[YOUR GOAL] Copy out the listing below in full, reproducing every line without alteration.

═══ LISTED ENTRIES

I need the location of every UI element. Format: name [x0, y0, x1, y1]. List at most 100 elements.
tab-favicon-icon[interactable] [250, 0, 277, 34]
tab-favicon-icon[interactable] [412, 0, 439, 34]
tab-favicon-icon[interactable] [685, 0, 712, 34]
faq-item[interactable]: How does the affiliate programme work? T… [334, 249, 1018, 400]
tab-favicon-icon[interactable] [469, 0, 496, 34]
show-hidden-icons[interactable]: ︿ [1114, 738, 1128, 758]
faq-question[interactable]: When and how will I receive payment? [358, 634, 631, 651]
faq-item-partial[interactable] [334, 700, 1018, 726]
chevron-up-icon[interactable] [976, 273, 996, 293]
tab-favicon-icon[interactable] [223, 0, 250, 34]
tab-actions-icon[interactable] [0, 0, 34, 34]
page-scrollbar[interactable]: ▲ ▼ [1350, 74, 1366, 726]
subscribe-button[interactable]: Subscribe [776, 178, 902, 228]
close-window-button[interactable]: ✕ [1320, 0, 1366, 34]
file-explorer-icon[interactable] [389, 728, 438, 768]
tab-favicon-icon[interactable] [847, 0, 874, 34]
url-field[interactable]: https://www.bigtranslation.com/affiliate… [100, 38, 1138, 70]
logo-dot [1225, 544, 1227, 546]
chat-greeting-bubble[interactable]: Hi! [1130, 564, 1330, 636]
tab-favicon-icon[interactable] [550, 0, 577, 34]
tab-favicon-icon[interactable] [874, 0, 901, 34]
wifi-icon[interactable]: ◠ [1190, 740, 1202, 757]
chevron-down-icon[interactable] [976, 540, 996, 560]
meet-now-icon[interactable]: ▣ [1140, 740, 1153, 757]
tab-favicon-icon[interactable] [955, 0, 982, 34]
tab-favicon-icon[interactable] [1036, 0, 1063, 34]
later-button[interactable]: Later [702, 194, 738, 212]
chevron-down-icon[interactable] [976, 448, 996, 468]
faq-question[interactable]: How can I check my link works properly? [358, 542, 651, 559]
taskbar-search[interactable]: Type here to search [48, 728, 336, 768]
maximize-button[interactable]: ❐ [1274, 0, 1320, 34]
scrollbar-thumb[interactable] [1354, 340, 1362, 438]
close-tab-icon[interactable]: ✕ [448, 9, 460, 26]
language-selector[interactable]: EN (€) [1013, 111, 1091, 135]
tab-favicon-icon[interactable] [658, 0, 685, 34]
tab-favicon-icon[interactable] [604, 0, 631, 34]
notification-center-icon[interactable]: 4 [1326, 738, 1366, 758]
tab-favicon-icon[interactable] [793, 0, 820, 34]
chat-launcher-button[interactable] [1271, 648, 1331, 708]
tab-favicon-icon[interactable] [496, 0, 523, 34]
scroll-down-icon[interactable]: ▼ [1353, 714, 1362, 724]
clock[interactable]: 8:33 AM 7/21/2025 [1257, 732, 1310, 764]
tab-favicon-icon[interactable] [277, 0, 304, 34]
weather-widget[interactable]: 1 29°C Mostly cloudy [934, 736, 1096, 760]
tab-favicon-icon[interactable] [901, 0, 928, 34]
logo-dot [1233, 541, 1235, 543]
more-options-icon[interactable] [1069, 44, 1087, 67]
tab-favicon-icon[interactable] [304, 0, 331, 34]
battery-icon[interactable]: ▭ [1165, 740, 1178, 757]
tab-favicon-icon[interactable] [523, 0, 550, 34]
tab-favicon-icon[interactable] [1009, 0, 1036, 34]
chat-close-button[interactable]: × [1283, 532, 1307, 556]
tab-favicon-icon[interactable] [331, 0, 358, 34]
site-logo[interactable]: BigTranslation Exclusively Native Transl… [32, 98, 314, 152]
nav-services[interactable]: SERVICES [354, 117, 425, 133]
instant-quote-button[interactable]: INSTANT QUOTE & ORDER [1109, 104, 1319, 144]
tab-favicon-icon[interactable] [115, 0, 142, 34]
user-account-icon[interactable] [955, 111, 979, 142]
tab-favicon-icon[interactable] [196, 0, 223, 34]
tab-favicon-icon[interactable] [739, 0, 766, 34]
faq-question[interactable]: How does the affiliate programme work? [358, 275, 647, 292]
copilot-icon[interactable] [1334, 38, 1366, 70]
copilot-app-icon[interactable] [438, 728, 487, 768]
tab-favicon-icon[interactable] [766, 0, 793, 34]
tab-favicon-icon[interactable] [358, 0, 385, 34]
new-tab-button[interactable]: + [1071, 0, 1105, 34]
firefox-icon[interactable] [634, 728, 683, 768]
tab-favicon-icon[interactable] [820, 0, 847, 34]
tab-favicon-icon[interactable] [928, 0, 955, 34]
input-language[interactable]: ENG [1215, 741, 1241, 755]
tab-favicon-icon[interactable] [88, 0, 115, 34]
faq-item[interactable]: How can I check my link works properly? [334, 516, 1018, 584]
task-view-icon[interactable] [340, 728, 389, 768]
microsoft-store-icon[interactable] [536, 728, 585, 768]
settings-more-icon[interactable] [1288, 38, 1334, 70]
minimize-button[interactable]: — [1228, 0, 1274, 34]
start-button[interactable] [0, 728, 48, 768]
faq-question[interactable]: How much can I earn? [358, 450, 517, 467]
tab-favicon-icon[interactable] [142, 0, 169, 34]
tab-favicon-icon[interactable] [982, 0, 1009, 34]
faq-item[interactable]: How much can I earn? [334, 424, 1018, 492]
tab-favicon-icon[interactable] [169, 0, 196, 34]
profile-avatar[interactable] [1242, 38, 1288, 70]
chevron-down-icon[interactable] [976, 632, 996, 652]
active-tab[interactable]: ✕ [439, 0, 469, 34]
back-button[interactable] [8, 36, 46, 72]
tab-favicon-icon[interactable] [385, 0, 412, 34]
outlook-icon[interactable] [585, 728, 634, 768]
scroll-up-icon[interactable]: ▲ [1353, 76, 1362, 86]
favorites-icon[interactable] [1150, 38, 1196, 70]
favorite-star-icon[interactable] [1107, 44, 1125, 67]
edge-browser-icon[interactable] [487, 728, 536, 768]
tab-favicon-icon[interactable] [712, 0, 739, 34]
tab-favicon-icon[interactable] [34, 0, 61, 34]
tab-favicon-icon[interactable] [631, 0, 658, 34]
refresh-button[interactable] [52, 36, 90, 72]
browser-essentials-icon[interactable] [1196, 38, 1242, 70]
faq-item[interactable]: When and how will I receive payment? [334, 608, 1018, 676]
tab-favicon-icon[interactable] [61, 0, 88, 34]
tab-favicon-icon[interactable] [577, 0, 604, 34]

══════

[RESPONSE TO THE EXERCISE]
I need the location of every UI element. Format: name [x0, y0, x1, y1]. List at most 100 elements.
tab-favicon-icon[interactable] [250, 0, 277, 34]
tab-favicon-icon[interactable] [412, 0, 439, 34]
tab-favicon-icon[interactable] [685, 0, 712, 34]
faq-item[interactable]: How does the affiliate programme work? T… [334, 249, 1018, 400]
tab-favicon-icon[interactable] [469, 0, 496, 34]
show-hidden-icons[interactable]: ︿ [1114, 738, 1128, 758]
faq-question[interactable]: When and how will I receive payment? [358, 634, 631, 651]
faq-item-partial[interactable] [334, 700, 1018, 726]
chevron-up-icon[interactable] [976, 273, 996, 293]
tab-favicon-icon[interactable] [223, 0, 250, 34]
tab-actions-icon[interactable] [0, 0, 34, 34]
page-scrollbar[interactable]: ▲ ▼ [1350, 74, 1366, 726]
subscribe-button[interactable]: Subscribe [776, 178, 902, 228]
close-window-button[interactable]: ✕ [1320, 0, 1366, 34]
file-explorer-icon[interactable] [389, 728, 438, 768]
tab-favicon-icon[interactable] [847, 0, 874, 34]
url-field[interactable]: https://www.bigtranslation.com/affiliate… [100, 38, 1138, 70]
logo-dot [1225, 544, 1227, 546]
chat-greeting-bubble[interactable]: Hi! [1130, 564, 1330, 636]
tab-favicon-icon[interactable] [550, 0, 577, 34]
tab-favicon-icon[interactable] [874, 0, 901, 34]
wifi-icon[interactable]: ◠ [1190, 740, 1202, 757]
chevron-down-icon[interactable] [976, 540, 996, 560]
meet-now-icon[interactable]: ▣ [1140, 740, 1153, 757]
tab-favicon-icon[interactable] [955, 0, 982, 34]
tab-favicon-icon[interactable] [1036, 0, 1063, 34]
later-button[interactable]: Later [702, 194, 738, 212]
chevron-down-icon[interactable] [976, 448, 996, 468]
faq-question[interactable]: How can I check my link works properly? [358, 542, 651, 559]
taskbar-search[interactable]: Type here to search [48, 728, 336, 768]
maximize-button[interactable]: ❐ [1274, 0, 1320, 34]
scrollbar-thumb[interactable] [1354, 340, 1362, 438]
close-tab-icon[interactable]: ✕ [448, 9, 460, 26]
language-selector[interactable]: EN (€) [1013, 111, 1091, 135]
tab-favicon-icon[interactable] [658, 0, 685, 34]
tab-favicon-icon[interactable] [604, 0, 631, 34]
notification-center-icon[interactable]: 4 [1326, 738, 1366, 758]
tab-favicon-icon[interactable] [793, 0, 820, 34]
chat-launcher-button[interactable] [1271, 648, 1331, 708]
tab-favicon-icon[interactable] [496, 0, 523, 34]
scroll-down-icon[interactable]: ▼ [1353, 714, 1362, 724]
clock[interactable]: 8:33 AM 7/21/2025 [1257, 732, 1310, 764]
tab-favicon-icon[interactable] [277, 0, 304, 34]
weather-widget[interactable]: 1 29°C Mostly cloudy [934, 736, 1096, 760]
tab-favicon-icon[interactable] [901, 0, 928, 34]
logo-dot [1233, 541, 1235, 543]
more-options-icon[interactable] [1069, 44, 1087, 67]
tab-favicon-icon[interactable] [304, 0, 331, 34]
battery-icon[interactable]: ▭ [1165, 740, 1178, 757]
tab-favicon-icon[interactable] [523, 0, 550, 34]
tab-favicon-icon[interactable] [1009, 0, 1036, 34]
chat-close-button[interactable]: × [1283, 532, 1307, 556]
tab-favicon-icon[interactable] [331, 0, 358, 34]
site-logo[interactable]: BigTranslation Exclusively Native Transl… [32, 98, 314, 152]
nav-services[interactable]: SERVICES [354, 117, 425, 133]
instant-quote-button[interactable]: INSTANT QUOTE & ORDER [1109, 104, 1319, 144]
tab-favicon-icon[interactable] [115, 0, 142, 34]
user-account-icon[interactable] [955, 111, 979, 142]
tab-favicon-icon[interactable] [196, 0, 223, 34]
tab-favicon-icon[interactable] [739, 0, 766, 34]
faq-question[interactable]: How does the affiliate programme work? [358, 275, 647, 292]
copilot-icon[interactable] [1334, 38, 1366, 70]
copilot-app-icon[interactable] [438, 728, 487, 768]
tab-favicon-icon[interactable] [766, 0, 793, 34]
tab-favicon-icon[interactable] [358, 0, 385, 34]
new-tab-button[interactable]: + [1071, 0, 1105, 34]
firefox-icon[interactable] [634, 728, 683, 768]
tab-favicon-icon[interactable] [820, 0, 847, 34]
tab-favicon-icon[interactable] [928, 0, 955, 34]
input-language[interactable]: ENG [1215, 741, 1241, 755]
tab-favicon-icon[interactable] [88, 0, 115, 34]
faq-item[interactable]: How can I check my link works properly? [334, 516, 1018, 584]
task-view-icon[interactable] [340, 728, 389, 768]
microsoft-store-icon[interactable] [536, 728, 585, 768]
settings-more-icon[interactable] [1288, 38, 1334, 70]
minimize-button[interactable]: — [1228, 0, 1274, 34]
start-button[interactable] [0, 728, 48, 768]
faq-question[interactable]: How much can I earn? [358, 450, 517, 467]
tab-favicon-icon[interactable] [142, 0, 169, 34]
tab-favicon-icon[interactable] [982, 0, 1009, 34]
faq-item[interactable]: How much can I earn? [334, 424, 1018, 492]
tab-favicon-icon[interactable] [169, 0, 196, 34]
profile-avatar[interactable] [1242, 38, 1288, 70]
chevron-down-icon[interactable] [976, 632, 996, 652]
active-tab[interactable]: ✕ [439, 0, 469, 34]
back-button[interactable] [8, 36, 46, 72]
tab-favicon-icon[interactable] [385, 0, 412, 34]
outlook-icon[interactable] [585, 728, 634, 768]
scroll-up-icon[interactable]: ▲ [1353, 76, 1362, 86]
favorites-icon[interactable] [1150, 38, 1196, 70]
favorite-star-icon[interactable] [1107, 44, 1125, 67]
edge-browser-icon[interactable] [487, 728, 536, 768]
tab-favicon-icon[interactable] [712, 0, 739, 34]
tab-favicon-icon[interactable] [34, 0, 61, 34]
tab-favicon-icon[interactable] [631, 0, 658, 34]
refresh-button[interactable] [52, 36, 90, 72]
browser-essentials-icon[interactable] [1196, 38, 1242, 70]
faq-item[interactable]: When and how will I receive payment? [334, 608, 1018, 676]
tab-favicon-icon[interactable] [61, 0, 88, 34]
tab-favicon-icon[interactable] [577, 0, 604, 34]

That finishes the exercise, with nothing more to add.